### Items:
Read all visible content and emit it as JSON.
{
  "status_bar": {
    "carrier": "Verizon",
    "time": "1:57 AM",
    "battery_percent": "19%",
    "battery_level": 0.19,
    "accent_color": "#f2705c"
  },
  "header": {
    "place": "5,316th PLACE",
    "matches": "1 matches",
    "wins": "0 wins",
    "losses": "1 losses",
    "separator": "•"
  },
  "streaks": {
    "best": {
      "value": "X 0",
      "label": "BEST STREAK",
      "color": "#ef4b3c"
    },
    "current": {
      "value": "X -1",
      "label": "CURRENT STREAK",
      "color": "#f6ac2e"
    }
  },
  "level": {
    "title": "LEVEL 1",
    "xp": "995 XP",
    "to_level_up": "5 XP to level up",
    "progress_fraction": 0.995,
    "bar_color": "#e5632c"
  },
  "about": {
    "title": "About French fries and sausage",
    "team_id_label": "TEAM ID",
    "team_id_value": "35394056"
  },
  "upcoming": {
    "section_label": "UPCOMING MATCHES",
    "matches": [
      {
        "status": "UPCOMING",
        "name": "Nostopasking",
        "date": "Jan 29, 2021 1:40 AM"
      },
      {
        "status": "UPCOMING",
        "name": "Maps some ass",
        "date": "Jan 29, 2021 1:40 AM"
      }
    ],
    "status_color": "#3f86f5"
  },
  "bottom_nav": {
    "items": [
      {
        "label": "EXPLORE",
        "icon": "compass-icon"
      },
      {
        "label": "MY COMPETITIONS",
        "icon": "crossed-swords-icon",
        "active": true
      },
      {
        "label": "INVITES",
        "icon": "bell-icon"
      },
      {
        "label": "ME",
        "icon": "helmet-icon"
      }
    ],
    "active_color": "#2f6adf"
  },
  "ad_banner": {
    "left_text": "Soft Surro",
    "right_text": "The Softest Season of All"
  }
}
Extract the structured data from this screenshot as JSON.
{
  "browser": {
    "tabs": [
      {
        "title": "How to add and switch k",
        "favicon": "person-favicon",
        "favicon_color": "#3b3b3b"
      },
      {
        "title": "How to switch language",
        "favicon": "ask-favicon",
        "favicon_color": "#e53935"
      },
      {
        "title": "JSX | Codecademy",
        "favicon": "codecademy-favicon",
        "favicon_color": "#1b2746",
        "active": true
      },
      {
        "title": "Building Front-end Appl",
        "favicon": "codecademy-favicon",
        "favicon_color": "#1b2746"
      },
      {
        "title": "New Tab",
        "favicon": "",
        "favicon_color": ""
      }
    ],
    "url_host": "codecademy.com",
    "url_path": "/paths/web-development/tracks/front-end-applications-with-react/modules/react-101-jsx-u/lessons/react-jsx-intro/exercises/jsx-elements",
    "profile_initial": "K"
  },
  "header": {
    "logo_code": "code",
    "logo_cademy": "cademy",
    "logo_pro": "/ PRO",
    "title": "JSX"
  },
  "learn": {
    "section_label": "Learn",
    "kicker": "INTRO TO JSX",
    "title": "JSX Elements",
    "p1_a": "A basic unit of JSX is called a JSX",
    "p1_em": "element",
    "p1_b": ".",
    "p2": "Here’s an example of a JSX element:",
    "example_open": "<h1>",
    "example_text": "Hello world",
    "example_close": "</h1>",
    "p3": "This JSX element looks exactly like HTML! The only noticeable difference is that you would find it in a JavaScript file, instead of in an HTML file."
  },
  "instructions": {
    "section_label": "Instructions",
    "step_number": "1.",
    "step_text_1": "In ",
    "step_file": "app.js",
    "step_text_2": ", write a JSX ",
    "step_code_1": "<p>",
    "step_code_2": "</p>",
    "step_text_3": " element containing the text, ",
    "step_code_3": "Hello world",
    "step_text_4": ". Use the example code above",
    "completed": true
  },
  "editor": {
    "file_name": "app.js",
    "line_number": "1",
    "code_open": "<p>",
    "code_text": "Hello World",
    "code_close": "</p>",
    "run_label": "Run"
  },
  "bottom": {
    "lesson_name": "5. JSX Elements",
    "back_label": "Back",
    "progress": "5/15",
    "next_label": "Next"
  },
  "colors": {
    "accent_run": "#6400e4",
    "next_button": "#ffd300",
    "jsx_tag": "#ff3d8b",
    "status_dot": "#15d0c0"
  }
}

### Problem to work on:
Among the records above, find each line holding the string "title" and pull it out.

### Output for this exercise:
    "title": "LEVEL 1",
    "title": "About French fries and sausage",
        "title": "How to add and switch k",
        "title": "How to switch language",
        "title": "JSX | Codecademy",
        "title": "Building Front-end Appl",
        "title": "New Tab",
    "title": "JSX"
    "title": "JSX Elements",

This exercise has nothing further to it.